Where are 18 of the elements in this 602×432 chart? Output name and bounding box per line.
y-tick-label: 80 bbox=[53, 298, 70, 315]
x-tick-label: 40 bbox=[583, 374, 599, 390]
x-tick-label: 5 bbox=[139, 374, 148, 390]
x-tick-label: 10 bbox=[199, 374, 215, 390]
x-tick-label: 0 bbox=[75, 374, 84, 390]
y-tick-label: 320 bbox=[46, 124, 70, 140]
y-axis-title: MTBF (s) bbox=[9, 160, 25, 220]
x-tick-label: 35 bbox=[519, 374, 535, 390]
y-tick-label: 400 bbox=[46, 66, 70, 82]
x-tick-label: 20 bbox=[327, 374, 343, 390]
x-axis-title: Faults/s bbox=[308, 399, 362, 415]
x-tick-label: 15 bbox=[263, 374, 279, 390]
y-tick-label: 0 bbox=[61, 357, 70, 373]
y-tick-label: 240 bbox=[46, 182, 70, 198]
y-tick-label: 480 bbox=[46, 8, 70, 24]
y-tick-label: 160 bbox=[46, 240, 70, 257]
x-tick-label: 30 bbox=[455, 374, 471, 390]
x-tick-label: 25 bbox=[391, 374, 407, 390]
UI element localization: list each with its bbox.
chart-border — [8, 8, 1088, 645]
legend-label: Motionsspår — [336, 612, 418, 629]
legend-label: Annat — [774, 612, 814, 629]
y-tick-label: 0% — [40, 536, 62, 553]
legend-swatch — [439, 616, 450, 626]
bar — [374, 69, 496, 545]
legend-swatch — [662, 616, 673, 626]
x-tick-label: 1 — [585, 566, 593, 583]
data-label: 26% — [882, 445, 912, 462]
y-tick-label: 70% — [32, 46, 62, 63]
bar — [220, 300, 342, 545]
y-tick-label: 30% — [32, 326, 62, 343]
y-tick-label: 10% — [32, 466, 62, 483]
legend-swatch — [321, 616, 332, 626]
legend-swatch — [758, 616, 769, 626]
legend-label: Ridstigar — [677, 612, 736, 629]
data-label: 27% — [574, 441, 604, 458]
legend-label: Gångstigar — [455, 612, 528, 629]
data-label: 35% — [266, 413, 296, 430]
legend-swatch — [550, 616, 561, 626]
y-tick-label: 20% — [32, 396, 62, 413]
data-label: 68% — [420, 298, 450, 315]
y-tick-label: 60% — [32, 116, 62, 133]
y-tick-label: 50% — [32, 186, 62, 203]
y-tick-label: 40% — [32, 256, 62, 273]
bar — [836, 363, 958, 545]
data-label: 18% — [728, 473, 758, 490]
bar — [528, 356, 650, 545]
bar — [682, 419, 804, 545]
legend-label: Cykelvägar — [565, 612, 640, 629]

- - -

WORK INSTRUCTIONS | Output the records line for line, starting at their first line and ending at the line that contains "x-axis-title: Faults/s bbox=[308, 399, 362, 415]", with both of those lines included.

ANSWER BELOW |
Where are 18 of the elements in this 602×432 chart? Output name and bounding box per line.
y-tick-label: 80 bbox=[53, 298, 70, 315]
x-tick-label: 40 bbox=[583, 374, 599, 390]
x-tick-label: 5 bbox=[139, 374, 148, 390]
x-tick-label: 10 bbox=[199, 374, 215, 390]
x-tick-label: 0 bbox=[75, 374, 84, 390]
y-tick-label: 320 bbox=[46, 124, 70, 140]
y-axis-title: MTBF (s) bbox=[9, 160, 25, 220]
x-tick-label: 35 bbox=[519, 374, 535, 390]
y-tick-label: 400 bbox=[46, 66, 70, 82]
x-tick-label: 20 bbox=[327, 374, 343, 390]
x-axis-title: Faults/s bbox=[308, 399, 362, 415]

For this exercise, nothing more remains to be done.